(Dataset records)

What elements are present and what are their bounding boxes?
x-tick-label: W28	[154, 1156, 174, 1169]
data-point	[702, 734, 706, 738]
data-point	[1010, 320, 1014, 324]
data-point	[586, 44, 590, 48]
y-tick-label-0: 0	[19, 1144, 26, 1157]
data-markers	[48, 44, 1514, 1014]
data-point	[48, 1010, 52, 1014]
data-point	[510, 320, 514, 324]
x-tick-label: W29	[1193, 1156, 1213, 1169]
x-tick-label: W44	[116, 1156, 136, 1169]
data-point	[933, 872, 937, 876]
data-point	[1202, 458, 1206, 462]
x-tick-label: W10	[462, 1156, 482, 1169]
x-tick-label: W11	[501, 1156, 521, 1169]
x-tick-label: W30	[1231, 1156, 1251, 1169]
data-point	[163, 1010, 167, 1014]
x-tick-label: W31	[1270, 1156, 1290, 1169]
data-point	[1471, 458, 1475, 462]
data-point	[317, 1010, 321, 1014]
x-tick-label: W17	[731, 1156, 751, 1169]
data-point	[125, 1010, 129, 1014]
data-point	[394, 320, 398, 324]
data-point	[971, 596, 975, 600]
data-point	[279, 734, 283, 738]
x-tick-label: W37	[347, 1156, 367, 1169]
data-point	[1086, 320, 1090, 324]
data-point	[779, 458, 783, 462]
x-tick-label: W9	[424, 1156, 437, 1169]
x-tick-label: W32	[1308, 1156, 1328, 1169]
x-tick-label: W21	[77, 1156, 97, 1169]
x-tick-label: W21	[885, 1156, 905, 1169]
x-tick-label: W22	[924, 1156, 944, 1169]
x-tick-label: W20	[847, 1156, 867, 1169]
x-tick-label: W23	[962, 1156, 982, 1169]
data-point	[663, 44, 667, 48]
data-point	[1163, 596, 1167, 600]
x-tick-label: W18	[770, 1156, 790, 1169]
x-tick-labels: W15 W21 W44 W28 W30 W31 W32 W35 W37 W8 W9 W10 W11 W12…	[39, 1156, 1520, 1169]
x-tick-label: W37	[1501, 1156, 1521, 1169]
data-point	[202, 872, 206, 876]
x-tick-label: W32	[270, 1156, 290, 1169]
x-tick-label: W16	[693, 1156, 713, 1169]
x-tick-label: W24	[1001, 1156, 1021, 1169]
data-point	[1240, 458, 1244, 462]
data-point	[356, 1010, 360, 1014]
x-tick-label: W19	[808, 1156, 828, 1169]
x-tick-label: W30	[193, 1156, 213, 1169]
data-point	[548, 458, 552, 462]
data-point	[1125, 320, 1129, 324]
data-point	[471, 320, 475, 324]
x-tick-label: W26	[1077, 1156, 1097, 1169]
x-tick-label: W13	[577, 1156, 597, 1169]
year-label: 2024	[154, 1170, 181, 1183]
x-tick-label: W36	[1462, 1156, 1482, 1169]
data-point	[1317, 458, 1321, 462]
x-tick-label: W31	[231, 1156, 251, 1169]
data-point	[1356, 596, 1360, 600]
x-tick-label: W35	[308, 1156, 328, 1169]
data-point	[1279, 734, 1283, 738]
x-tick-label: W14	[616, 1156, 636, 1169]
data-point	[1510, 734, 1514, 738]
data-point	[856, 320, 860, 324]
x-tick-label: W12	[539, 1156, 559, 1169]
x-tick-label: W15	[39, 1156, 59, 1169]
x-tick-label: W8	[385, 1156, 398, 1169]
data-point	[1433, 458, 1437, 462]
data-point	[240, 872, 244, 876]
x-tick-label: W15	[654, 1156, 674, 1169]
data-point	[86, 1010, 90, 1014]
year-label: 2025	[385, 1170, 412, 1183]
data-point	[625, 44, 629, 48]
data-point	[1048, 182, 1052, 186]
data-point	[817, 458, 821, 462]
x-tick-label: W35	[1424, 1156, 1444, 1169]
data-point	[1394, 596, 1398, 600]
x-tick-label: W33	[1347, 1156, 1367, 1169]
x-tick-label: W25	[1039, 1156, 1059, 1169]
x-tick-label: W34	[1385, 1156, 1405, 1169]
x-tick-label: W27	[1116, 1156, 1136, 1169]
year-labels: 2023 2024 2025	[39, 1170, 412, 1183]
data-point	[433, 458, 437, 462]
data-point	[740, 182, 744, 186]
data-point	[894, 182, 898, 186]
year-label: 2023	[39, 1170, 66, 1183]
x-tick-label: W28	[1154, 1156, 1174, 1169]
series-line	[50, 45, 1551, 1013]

### INSTRUCTION
Please give every line of the records above as a Markdown table with the columns Row and Line, numbering the rows and leaving out blank lines.

### FINISHED ANSWER
| Row | Line |
|---|---|
| 1 | What elements are present and what are their bounding boxes? |
| 2 | x-tick-label: W28	[154, 1156, 174, 1169] |
| 3 | data-point	[702, 734, 706, 738] |
| 4 | data-point	[1010, 320, 1014, 324] |
| 5 | data-point	[586, 44, 590, 48] |
| 6 | y-tick-label-0: 0	[19, 1144, 26, 1157] |
| 7 | data-markers	[48, 44, 1514, 1014] |
| 8 | data-point	[48, 1010, 52, 1014] |
| 9 | data-point	[510, 320, 514, 324] |
| 10 | x-tick-label: W29	[1193, 1156, 1213, 1169] |
| 11 | x-tick-label: W44	[116, 1156, 136, 1169] |
| 12 | data-point	[933, 872, 937, 876] |
| 13 | data-point	[1202, 458, 1206, 462] |
| 14 | x-tick-label: W10	[462, 1156, 482, 1169] |
| 15 | x-tick-label: W11	[501, 1156, 521, 1169] |
| 16 | x-tick-label: W30	[1231, 1156, 1251, 1169] |
| 17 | data-point	[163, 1010, 167, 1014] |
| 18 | x-tick-label: W31	[1270, 1156, 1290, 1169] |
| 19 | data-point	[1471, 458, 1475, 462] |
| 20 | data-point	[317, 1010, 321, 1014] |
| 21 | x-tick-label: W17	[731, 1156, 751, 1169] |
| 22 | data-point	[125, 1010, 129, 1014] |
| 23 | data-point	[394, 320, 398, 324] |
| 24 | data-point	[971, 596, 975, 600] |
| 25 | data-point	[279, 734, 283, 738] |
| 26 | x-tick-label: W37	[347, 1156, 367, 1169] |
| 27 | data-point	[1086, 320, 1090, 324] |
| 28 | data-point	[779, 458, 783, 462] |
| 29 | x-tick-label: W9	[424, 1156, 437, 1169] |
| 30 | x-tick-label: W32	[1308, 1156, 1328, 1169] |
| 31 | x-tick-label: W21	[77, 1156, 97, 1169] |
| 32 | x-tick-label: W21	[885, 1156, 905, 1169] |
| 33 | x-tick-label: W22	[924, 1156, 944, 1169] |
| 34 | x-tick-label: W20	[847, 1156, 867, 1169] |
| 35 | x-tick-label: W23	[962, 1156, 982, 1169] |
| 36 | data-point	[663, 44, 667, 48] |
| 37 | data-point	[1163, 596, 1167, 600] |
| 38 | x-tick-label: W18	[770, 1156, 790, 1169] |
| 39 | x-tick-labels: W15 W21 W44 W28 W30 W31 W32 W35 W37 W8 W9 W10 W11 W12…	[39, 1156, 1520, 1169] |
| 40 | x-tick-label: W37	[1501, 1156, 1521, 1169] |
| 41 | data-point	[202, 872, 206, 876] |
| 42 | x-tick-label: W32	[270, 1156, 290, 1169] |
| 43 | x-tick-label: W16	[693, 1156, 713, 1169] |
| 44 | x-tick-label: W24	[1001, 1156, 1021, 1169] |
| 45 | data-point	[1240, 458, 1244, 462] |
| 46 | data-point	[356, 1010, 360, 1014] |
| 47 | x-tick-label: W19	[808, 1156, 828, 1169] |
| 48 | x-tick-label: W30	[193, 1156, 213, 1169] |
| 49 | data-point	[548, 458, 552, 462] |
| 50 | data-point	[1125, 320, 1129, 324] |
| 51 | data-point	[471, 320, 475, 324] |
| 52 | x-tick-label: W26	[1077, 1156, 1097, 1169] |
| 53 | x-tick-label: W13	[577, 1156, 597, 1169] |
| 54 | year-label: 2024	[154, 1170, 181, 1183] |
| 55 | x-tick-label: W36	[1462, 1156, 1482, 1169] |
| 56 | data-point	[1317, 458, 1321, 462] |
| 57 | x-tick-label: W31	[231, 1156, 251, 1169] |
| 58 | data-point	[1356, 596, 1360, 600] |
| 59 | x-tick-label: W35	[308, 1156, 328, 1169] |
| 60 | data-point	[1279, 734, 1283, 738] |
| 61 | x-tick-label: W14	[616, 1156, 636, 1169] |
| 62 | data-point	[1510, 734, 1514, 738] |
| 63 | data-point	[856, 320, 860, 324] |
| 64 | x-tick-label: W12	[539, 1156, 559, 1169] |
| 65 | x-tick-label: W15	[39, 1156, 59, 1169] |
| 66 | x-tick-label: W8	[385, 1156, 398, 1169] |
| 67 | data-point	[1433, 458, 1437, 462] |
| 68 | data-point	[240, 872, 244, 876] |
| 69 | x-tick-label: W15	[654, 1156, 674, 1169] |
| 70 | data-point	[86, 1010, 90, 1014] |
| 71 | year-label: 2025	[385, 1170, 412, 1183] |
| 72 | data-point	[625, 44, 629, 48] |
| 73 | data-point	[1048, 182, 1052, 186] |
| 74 | data-point	[817, 458, 821, 462] |
| 75 | x-tick-label: W35	[1424, 1156, 1444, 1169] |
| 76 | data-point	[1394, 596, 1398, 600] |
| 77 | x-tick-label: W33	[1347, 1156, 1367, 1169] |
| 78 | x-tick-label: W25	[1039, 1156, 1059, 1169] |
| 79 | x-tick-label: W34	[1385, 1156, 1405, 1169] |
| 80 | x-tick-label: W27	[1116, 1156, 1136, 1169] |
| 81 | year-labels: 2023 2024 2025	[39, 1170, 412, 1183] |
| 82 | data-point	[433, 458, 437, 462] |
| 83 | data-point	[740, 182, 744, 186] |
| 84 | data-point	[894, 182, 898, 186] |
| 85 | year-label: 2023	[39, 1170, 66, 1183] |
| 86 | x-tick-label: W28	[1154, 1156, 1174, 1169] |
| 87 | series-line	[50, 45, 1551, 1013] |